Part of a data file:
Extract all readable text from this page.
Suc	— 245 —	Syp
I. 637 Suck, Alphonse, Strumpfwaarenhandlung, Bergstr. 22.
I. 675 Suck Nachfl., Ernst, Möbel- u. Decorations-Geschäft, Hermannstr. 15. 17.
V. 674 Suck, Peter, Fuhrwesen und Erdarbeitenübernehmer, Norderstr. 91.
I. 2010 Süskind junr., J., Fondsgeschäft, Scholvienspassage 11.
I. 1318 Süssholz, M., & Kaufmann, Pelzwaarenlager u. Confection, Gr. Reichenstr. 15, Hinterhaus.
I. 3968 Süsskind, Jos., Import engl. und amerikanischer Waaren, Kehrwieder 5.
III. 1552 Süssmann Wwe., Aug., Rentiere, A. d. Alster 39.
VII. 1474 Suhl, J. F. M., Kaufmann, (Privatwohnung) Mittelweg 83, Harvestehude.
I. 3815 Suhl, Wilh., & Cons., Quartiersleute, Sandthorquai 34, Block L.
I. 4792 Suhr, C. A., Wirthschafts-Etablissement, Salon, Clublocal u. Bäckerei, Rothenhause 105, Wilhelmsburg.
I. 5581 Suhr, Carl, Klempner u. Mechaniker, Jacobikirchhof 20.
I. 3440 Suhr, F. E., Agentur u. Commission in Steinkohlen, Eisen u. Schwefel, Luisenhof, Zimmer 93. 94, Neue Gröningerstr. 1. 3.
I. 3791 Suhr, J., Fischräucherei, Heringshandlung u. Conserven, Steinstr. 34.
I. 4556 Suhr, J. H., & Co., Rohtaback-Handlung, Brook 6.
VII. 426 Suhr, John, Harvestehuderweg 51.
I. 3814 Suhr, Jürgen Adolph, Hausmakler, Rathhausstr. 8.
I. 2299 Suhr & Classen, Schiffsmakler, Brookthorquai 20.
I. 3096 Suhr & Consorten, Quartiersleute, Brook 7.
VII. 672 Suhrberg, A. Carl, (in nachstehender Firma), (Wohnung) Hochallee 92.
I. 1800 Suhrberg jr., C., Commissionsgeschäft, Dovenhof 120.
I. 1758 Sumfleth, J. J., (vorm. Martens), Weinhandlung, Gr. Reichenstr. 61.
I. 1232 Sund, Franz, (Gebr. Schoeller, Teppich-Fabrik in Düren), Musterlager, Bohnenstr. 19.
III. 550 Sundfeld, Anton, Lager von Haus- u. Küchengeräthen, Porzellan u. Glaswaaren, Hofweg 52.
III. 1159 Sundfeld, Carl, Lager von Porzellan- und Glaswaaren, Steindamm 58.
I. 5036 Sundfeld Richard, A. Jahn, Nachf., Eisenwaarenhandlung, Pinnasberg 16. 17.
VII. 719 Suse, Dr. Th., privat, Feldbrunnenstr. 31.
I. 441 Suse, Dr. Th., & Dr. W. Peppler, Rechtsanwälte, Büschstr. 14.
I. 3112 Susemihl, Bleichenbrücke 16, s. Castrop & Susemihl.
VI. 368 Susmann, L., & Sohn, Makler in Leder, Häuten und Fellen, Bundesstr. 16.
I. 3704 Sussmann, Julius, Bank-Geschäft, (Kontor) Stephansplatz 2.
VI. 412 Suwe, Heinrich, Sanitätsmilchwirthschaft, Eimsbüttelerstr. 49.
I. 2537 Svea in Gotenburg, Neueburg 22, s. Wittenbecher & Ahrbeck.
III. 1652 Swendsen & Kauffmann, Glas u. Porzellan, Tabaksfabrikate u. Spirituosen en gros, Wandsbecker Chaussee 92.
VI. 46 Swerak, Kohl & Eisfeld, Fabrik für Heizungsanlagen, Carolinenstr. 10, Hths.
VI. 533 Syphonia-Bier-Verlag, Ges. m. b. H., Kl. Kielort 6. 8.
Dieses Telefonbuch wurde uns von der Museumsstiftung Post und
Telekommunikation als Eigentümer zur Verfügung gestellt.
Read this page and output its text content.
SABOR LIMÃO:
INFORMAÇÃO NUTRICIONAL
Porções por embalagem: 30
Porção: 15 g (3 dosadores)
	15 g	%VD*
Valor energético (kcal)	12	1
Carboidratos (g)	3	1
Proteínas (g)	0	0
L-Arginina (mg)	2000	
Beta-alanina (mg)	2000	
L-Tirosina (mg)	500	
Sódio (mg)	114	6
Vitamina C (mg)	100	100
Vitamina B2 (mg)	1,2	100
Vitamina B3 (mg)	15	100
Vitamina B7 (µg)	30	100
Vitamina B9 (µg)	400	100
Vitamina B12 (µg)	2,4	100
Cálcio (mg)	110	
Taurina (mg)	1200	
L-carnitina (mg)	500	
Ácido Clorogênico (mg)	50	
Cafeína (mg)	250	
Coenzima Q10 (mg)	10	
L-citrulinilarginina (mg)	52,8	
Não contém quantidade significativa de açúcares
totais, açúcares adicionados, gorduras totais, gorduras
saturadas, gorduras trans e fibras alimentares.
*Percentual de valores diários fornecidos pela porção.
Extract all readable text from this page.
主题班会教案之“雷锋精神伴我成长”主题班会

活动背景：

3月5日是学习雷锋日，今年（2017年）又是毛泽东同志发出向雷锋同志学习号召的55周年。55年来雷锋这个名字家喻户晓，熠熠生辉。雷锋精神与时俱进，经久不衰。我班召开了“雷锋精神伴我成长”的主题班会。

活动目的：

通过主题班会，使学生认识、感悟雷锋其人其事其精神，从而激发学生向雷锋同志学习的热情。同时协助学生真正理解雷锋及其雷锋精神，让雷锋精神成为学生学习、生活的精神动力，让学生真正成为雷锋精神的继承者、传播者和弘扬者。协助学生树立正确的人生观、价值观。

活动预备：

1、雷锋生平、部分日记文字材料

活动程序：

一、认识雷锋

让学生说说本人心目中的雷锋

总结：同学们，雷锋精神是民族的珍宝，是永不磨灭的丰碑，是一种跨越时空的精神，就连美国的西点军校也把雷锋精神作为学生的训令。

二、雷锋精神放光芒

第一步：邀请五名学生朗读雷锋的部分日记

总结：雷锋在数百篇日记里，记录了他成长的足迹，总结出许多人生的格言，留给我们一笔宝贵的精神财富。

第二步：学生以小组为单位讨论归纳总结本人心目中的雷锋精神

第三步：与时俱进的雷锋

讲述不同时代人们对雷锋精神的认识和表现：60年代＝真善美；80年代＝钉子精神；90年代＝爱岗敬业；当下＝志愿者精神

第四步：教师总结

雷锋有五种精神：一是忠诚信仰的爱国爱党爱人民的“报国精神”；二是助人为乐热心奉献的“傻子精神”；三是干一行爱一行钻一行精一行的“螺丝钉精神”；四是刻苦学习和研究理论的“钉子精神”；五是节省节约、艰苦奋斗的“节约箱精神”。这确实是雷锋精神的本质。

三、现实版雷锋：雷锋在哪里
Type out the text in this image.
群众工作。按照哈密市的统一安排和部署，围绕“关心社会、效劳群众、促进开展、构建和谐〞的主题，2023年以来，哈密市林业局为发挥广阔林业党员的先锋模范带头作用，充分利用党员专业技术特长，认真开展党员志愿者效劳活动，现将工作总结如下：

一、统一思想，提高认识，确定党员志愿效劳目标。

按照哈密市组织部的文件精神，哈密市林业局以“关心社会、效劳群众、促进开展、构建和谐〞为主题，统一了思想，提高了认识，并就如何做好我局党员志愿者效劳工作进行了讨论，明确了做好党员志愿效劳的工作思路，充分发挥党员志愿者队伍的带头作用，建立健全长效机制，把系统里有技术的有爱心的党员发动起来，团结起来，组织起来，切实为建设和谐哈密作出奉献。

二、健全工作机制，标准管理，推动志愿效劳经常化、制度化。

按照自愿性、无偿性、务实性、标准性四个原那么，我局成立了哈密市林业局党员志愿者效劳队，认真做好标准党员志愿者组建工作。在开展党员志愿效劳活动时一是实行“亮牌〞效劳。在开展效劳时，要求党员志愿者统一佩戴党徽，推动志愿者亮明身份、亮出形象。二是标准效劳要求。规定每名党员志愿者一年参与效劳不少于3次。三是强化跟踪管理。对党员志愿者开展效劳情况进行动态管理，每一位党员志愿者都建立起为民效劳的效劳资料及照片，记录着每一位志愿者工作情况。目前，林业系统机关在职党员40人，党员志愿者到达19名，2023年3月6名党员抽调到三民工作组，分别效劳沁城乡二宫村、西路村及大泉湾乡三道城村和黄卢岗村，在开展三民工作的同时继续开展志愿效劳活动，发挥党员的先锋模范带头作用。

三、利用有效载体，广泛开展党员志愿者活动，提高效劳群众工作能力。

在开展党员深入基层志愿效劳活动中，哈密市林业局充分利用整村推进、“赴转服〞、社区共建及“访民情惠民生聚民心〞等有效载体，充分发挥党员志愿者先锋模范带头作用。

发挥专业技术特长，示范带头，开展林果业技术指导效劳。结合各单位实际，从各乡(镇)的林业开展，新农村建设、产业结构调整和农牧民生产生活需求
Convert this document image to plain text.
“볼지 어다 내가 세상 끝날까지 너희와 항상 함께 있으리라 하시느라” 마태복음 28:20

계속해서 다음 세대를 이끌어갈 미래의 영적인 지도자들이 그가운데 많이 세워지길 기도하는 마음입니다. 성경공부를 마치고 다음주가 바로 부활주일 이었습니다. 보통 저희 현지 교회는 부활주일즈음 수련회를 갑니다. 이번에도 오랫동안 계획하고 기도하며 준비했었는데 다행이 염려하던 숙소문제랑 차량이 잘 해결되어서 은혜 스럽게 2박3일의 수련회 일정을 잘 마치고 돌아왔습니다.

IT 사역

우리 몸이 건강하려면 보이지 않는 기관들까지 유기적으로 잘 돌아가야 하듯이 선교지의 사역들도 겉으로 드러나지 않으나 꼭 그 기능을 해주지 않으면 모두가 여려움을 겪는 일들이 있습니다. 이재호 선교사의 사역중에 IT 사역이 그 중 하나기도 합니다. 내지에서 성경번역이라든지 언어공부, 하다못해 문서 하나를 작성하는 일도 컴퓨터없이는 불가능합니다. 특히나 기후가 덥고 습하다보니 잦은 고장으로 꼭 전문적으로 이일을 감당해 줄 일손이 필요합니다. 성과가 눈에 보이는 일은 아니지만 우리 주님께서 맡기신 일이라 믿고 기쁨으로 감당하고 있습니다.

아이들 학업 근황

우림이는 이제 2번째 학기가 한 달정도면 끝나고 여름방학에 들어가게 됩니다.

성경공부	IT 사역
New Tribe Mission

__What to produce__: Output, unchanged, the lines from the line with "Convert this document image to plain text." through the final line of the material.

__Exercise response__:
Convert this document image to plain text.
“볼지 어다 내가 세상 끝날까지 너희와 항상 함께 있으리라 하시느라” 마태복음 28:20

계속해서 다음 세대를 이끌어갈 미래의 영적인 지도자들이 그가운데 많이 세워지길 기도하는 마음입니다. 성경공부를 마치고 다음주가 바로 부활주일 이었습니다. 보통 저희 현지 교회는 부활주일즈음 수련회를 갑니다. 이번에도 오랫동안 계획하고 기도하며 준비했었는데 다행이 염려하던 숙소문제랑 차량이 잘 해결되어서 은혜 스럽게 2박3일의 수련회 일정을 잘 마치고 돌아왔습니다.

IT 사역

우리 몸이 건강하려면 보이지 않는 기관들까지 유기적으로 잘 돌아가야 하듯이 선교지의 사역들도 겉으로 드러나지 않으나 꼭 그 기능을 해주지 않으면 모두가 여려움을 겪는 일들이 있습니다. 이재호 선교사의 사역중에 IT 사역이 그 중 하나기도 합니다. 내지에서 성경번역이라든지 언어공부, 하다못해 문서 하나를 작성하는 일도 컴퓨터없이는 불가능합니다. 특히나 기후가 덥고 습하다보니 잦은 고장으로 꼭 전문적으로 이일을 감당해 줄 일손이 필요합니다. 성과가 눈에 보이는 일은 아니지만 우리 주님께서 맡기신 일이라 믿고 기쁨으로 감당하고 있습니다.

아이들 학업 근황

우림이는 이제 2번째 학기가 한 달정도면 끝나고 여름방학에 들어가게 됩니다.

성경공부	IT 사역
New Tribe Mission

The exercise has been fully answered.